▸ **YOUR TASK**: Count every line that has the word "February" in it; give no more than the number.

▸ **THE INPUT**:
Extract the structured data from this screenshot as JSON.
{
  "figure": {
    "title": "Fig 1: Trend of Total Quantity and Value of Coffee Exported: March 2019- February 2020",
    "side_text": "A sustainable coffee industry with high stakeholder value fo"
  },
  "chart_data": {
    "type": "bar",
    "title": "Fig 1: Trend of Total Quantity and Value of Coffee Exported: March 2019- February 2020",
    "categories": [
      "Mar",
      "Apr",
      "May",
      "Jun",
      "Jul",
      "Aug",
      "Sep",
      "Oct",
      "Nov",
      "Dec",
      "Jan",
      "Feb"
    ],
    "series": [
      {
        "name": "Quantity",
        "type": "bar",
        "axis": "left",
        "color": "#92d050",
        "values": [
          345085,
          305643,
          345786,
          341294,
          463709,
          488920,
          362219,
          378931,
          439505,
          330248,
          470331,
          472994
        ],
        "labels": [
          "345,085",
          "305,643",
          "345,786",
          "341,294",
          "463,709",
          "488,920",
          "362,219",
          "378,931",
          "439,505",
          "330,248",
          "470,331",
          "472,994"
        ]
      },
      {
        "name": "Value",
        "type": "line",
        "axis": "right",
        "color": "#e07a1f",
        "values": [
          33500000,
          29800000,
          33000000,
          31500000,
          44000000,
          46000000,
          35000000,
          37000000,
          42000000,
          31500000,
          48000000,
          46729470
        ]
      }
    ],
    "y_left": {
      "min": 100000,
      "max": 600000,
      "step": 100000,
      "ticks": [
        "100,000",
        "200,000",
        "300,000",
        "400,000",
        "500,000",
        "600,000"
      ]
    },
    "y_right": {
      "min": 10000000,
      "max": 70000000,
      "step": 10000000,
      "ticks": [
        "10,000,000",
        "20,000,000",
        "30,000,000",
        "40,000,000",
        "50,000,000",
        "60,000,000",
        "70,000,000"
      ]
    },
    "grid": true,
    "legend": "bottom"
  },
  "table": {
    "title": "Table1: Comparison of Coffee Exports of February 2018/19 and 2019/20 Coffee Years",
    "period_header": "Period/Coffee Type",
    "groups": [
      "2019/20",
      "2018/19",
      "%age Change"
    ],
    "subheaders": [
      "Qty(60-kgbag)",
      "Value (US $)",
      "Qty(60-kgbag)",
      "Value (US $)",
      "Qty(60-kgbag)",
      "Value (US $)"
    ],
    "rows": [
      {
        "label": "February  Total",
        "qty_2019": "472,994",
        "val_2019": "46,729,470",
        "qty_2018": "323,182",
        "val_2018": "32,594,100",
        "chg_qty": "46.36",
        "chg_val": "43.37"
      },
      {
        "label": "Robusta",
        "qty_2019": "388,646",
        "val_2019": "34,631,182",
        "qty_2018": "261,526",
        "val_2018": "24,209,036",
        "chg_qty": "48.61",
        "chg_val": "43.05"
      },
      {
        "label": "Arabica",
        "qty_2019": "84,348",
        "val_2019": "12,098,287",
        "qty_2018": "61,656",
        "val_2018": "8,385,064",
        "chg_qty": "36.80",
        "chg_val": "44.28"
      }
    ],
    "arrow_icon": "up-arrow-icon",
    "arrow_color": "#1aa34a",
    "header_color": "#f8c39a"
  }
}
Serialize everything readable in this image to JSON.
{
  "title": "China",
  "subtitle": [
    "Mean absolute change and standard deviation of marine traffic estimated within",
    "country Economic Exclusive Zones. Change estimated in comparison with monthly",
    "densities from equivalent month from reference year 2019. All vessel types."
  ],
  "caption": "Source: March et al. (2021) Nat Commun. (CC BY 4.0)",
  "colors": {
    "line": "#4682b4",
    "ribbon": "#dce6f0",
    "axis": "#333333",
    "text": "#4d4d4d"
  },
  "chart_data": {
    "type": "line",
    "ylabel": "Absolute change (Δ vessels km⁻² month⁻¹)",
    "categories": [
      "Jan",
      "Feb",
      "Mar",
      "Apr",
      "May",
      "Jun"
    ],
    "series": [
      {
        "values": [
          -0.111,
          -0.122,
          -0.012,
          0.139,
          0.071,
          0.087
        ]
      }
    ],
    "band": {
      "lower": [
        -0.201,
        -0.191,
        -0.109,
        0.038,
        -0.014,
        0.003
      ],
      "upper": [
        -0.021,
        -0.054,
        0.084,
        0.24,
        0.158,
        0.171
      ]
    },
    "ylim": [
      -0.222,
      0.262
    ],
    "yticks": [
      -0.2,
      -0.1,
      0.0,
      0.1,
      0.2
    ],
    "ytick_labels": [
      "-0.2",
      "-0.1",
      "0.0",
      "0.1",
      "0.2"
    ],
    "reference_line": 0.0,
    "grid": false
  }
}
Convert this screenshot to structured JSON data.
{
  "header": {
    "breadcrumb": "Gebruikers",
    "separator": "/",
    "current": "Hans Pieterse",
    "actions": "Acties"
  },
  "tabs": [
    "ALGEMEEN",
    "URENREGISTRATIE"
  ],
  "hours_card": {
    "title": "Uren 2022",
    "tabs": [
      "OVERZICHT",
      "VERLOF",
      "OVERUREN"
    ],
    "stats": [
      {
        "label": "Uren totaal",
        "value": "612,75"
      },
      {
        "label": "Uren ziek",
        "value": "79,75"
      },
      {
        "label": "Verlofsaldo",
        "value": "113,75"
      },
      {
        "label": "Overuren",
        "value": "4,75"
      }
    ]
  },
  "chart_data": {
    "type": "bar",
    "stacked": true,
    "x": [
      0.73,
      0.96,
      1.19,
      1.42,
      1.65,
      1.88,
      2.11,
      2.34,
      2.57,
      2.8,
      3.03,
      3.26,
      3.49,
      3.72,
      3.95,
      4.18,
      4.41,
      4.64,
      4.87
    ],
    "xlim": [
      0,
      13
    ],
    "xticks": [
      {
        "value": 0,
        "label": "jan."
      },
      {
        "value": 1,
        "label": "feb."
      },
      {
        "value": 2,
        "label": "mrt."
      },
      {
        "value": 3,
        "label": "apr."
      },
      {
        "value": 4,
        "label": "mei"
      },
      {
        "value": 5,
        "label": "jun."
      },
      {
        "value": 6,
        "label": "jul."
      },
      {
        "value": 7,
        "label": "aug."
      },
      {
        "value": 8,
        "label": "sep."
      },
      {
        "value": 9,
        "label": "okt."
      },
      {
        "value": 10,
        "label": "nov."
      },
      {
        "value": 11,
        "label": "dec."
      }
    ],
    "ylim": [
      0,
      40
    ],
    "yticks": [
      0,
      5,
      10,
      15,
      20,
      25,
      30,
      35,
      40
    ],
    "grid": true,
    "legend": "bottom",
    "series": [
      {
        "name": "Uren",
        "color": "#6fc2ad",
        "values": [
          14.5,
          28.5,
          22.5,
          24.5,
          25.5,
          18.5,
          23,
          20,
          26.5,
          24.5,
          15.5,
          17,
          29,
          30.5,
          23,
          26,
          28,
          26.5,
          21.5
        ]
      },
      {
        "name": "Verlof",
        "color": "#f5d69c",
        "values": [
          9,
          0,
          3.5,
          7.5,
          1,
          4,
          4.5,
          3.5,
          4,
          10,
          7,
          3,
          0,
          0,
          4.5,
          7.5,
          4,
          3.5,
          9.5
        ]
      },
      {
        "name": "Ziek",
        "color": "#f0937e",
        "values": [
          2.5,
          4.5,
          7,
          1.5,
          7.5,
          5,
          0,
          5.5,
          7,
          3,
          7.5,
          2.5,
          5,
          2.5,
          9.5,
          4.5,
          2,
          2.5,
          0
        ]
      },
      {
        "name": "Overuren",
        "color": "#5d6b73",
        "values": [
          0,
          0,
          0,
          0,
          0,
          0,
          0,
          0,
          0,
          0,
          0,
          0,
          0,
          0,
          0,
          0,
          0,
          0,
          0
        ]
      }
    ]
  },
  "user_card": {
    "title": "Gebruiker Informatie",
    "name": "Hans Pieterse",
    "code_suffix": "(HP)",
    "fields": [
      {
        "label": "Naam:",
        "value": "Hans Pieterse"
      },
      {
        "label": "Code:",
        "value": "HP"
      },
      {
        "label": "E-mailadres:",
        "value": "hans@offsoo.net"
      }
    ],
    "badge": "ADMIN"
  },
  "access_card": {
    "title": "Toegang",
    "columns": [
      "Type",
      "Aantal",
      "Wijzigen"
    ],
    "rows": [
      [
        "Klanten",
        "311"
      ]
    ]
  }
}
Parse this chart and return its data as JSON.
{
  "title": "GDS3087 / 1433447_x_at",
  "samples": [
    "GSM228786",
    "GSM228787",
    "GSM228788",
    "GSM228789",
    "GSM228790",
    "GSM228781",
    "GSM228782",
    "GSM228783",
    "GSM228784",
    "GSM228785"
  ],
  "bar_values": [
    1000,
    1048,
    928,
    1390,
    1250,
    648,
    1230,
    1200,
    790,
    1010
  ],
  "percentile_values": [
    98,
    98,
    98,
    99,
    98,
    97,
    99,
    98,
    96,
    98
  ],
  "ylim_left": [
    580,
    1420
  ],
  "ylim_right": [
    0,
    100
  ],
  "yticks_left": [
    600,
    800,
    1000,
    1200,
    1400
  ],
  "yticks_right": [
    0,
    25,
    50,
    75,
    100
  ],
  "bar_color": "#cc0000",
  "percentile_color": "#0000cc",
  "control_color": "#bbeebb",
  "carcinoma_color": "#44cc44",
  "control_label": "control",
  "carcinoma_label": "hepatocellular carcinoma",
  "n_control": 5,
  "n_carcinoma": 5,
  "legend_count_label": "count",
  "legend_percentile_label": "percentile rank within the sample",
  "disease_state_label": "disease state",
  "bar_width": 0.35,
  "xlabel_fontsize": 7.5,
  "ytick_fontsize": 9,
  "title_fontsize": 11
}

▸ **THE COMPLETED TASK**: 4